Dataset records

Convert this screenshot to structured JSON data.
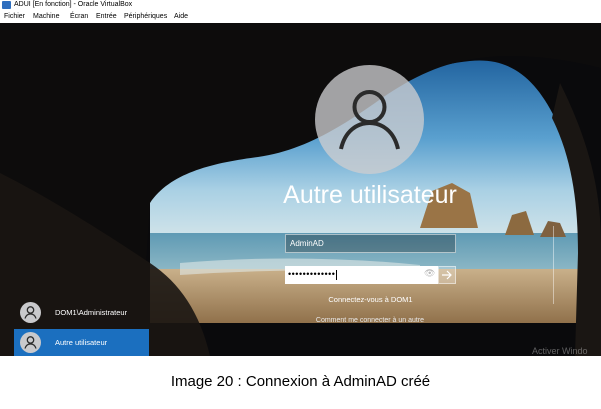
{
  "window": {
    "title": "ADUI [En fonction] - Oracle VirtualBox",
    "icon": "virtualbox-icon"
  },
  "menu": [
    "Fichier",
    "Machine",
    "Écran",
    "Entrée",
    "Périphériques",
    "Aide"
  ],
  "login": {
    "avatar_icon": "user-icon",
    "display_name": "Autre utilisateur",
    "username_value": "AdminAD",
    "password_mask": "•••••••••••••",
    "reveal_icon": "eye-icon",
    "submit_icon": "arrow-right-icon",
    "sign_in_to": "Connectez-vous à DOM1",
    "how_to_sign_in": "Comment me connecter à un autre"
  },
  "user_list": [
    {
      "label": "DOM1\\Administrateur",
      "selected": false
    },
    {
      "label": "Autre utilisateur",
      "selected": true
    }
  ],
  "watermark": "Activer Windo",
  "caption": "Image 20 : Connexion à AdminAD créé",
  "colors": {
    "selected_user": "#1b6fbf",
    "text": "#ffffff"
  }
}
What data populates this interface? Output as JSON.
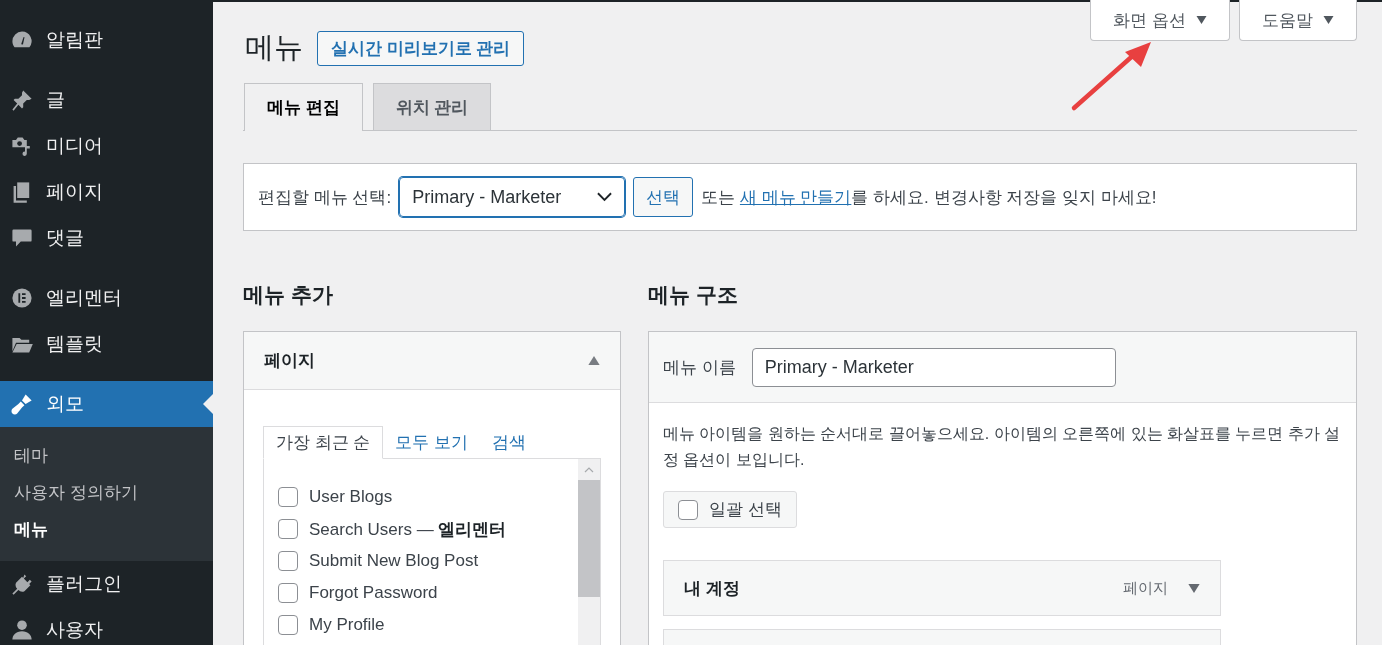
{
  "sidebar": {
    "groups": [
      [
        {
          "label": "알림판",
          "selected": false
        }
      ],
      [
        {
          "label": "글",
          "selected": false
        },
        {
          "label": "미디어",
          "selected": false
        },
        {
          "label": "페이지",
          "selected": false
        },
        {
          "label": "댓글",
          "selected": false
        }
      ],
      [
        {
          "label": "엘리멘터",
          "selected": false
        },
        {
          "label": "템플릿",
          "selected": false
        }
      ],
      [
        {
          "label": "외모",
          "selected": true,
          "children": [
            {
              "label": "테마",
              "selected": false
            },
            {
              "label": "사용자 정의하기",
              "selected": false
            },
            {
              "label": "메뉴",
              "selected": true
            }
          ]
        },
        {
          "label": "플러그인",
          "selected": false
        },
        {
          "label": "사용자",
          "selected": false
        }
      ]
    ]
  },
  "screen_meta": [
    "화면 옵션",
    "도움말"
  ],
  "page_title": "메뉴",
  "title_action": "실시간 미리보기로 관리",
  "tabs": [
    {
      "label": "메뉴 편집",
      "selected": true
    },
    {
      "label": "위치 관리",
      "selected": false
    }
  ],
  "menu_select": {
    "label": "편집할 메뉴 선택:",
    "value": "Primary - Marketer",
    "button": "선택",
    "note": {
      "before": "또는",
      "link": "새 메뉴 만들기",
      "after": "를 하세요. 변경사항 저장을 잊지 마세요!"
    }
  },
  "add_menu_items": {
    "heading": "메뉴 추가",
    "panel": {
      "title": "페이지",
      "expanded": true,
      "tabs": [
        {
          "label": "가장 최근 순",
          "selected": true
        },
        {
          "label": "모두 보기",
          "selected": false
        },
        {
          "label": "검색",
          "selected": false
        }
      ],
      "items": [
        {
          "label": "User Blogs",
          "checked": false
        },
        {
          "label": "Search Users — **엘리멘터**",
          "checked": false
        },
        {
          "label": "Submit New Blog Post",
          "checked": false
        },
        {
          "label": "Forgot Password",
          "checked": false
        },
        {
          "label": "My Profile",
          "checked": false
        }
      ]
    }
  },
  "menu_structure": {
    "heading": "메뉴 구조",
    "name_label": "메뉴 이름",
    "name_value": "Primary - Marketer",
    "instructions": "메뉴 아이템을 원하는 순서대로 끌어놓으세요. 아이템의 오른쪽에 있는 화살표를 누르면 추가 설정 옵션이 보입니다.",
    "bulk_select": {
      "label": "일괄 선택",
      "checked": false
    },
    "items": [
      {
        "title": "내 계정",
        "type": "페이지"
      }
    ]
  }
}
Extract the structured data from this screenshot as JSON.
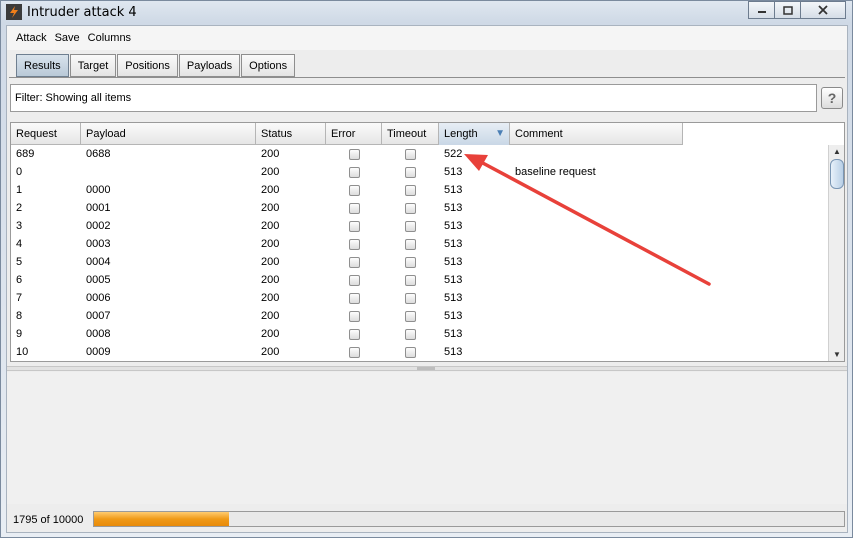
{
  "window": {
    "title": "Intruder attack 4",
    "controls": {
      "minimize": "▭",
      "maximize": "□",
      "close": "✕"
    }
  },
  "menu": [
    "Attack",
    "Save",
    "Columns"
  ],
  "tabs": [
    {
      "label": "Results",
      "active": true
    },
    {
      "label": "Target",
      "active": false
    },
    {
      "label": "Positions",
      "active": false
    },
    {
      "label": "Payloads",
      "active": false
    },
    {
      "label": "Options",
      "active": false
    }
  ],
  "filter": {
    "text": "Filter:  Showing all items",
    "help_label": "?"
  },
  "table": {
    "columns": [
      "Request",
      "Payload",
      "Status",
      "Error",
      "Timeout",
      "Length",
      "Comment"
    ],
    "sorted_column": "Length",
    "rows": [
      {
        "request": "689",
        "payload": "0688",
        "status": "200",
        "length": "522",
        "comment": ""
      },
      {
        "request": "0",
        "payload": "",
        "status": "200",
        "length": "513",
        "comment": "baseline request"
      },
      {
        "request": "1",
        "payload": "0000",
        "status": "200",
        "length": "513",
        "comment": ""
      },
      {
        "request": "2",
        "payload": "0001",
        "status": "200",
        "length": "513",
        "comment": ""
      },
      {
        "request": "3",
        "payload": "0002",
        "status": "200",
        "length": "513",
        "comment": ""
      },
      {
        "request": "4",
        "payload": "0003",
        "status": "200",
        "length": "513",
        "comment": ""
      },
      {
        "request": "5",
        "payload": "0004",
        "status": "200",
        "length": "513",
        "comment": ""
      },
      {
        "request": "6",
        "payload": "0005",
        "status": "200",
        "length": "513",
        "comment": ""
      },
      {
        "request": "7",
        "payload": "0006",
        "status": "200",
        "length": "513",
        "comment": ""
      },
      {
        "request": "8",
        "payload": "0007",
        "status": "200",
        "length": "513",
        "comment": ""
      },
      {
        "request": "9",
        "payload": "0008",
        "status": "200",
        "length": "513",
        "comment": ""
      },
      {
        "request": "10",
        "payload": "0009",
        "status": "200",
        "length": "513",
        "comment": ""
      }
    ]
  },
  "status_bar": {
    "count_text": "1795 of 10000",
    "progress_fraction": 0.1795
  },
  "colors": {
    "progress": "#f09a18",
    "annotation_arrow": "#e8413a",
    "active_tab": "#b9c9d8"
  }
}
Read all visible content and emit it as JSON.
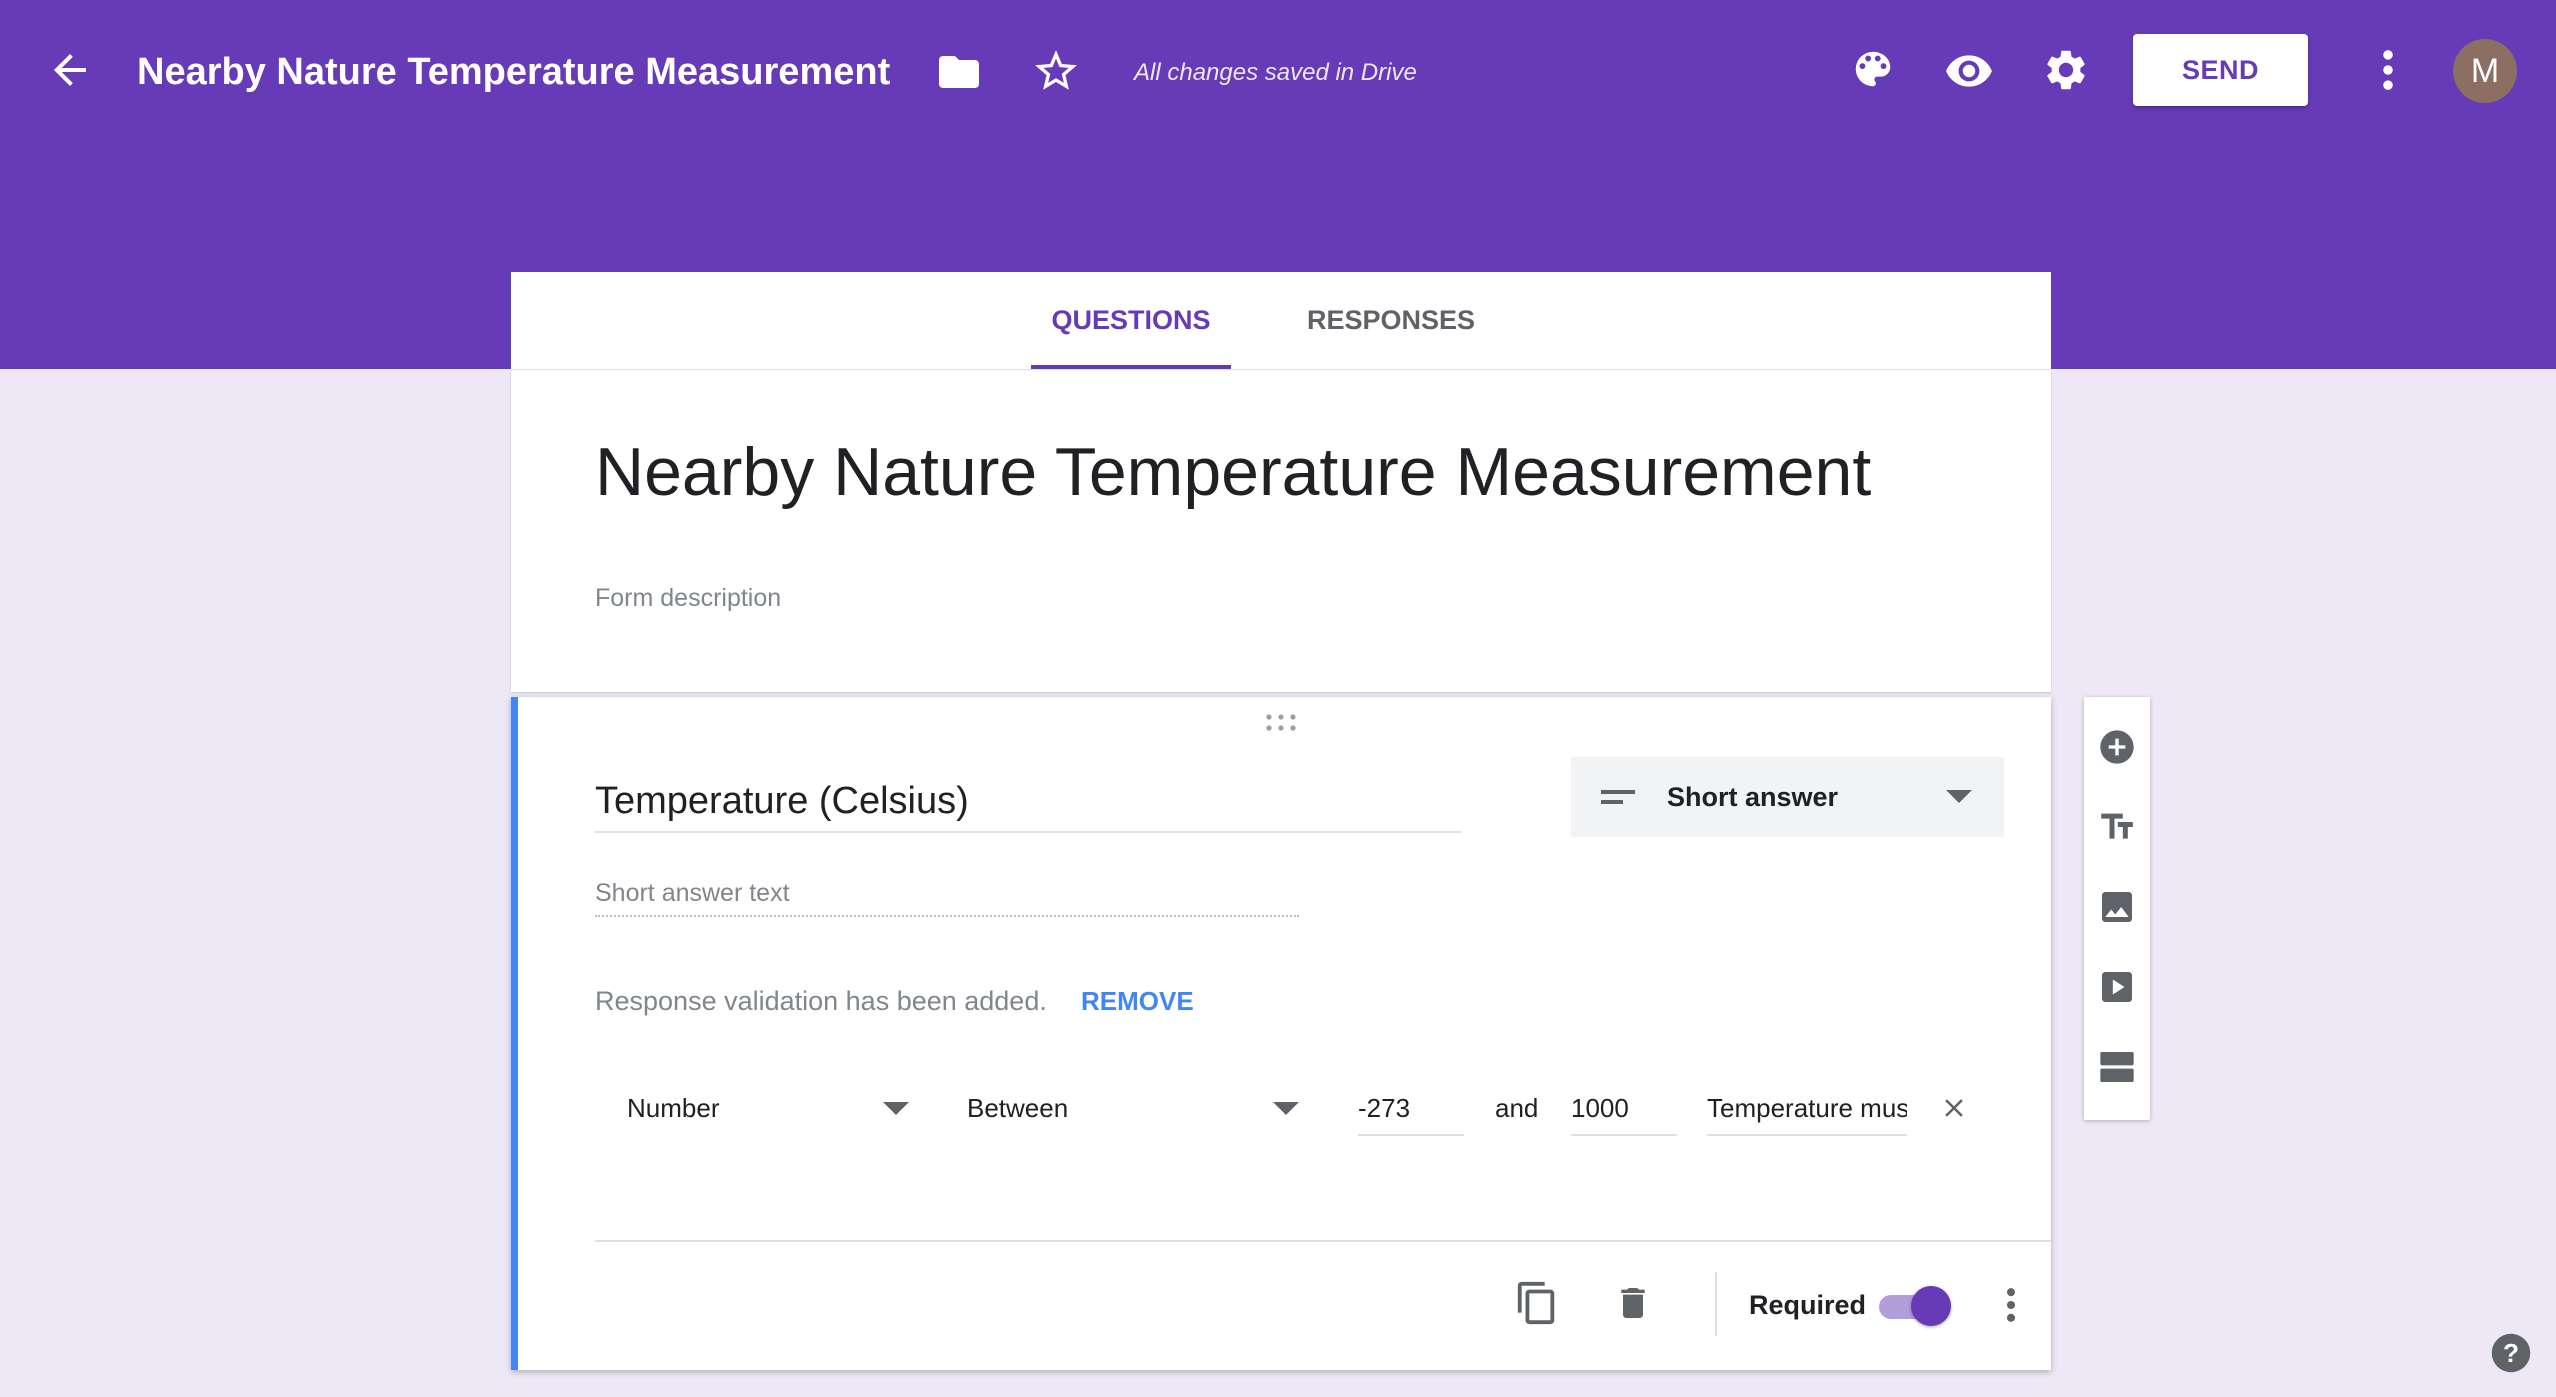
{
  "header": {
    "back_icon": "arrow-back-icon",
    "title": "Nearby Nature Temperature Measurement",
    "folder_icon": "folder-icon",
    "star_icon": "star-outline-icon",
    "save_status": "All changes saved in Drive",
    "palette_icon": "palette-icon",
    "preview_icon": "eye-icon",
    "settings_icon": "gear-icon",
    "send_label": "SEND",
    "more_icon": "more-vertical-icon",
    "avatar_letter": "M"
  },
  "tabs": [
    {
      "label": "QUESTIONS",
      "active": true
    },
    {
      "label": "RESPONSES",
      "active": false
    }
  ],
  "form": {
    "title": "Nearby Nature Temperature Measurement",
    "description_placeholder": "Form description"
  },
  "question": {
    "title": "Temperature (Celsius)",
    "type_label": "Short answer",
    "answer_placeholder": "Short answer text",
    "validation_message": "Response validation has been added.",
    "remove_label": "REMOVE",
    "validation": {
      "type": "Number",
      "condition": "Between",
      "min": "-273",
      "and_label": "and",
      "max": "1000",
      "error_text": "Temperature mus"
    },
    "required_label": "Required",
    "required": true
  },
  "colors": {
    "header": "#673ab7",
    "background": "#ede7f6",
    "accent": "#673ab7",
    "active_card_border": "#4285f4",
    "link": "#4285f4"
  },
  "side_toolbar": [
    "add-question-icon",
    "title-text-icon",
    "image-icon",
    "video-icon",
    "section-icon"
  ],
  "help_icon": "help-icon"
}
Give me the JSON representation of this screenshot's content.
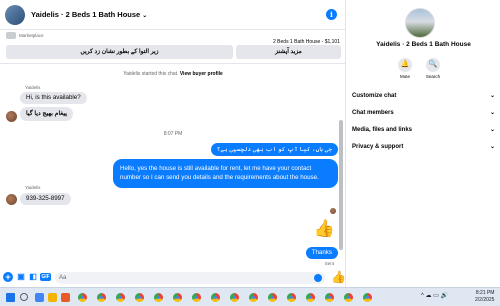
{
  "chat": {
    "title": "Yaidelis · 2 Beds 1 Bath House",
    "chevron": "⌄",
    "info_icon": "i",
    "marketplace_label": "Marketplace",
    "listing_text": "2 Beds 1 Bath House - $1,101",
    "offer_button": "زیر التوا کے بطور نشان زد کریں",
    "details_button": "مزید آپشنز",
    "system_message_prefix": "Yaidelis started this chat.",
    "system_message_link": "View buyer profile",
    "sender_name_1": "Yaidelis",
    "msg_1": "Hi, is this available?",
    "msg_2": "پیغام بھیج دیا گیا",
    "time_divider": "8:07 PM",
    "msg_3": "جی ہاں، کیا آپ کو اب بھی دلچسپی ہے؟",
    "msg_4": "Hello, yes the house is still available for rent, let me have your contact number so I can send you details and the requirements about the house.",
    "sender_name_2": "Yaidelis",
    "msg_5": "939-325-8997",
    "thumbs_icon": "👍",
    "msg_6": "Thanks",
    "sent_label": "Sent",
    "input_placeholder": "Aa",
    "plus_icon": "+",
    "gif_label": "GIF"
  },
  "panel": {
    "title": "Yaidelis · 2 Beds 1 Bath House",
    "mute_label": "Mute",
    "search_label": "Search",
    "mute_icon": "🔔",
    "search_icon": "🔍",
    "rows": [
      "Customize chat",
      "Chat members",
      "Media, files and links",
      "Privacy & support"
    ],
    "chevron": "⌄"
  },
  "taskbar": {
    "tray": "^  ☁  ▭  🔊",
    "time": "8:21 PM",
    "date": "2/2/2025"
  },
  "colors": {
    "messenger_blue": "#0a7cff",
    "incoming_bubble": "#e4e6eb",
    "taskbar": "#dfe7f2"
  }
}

● **The exercise**:
All lines in the data that contain the word "utilisateur" should be copied.

● **Result of this task**:
    "display_name": "Autre utilisateur",
      "label": "Autre utilisateur",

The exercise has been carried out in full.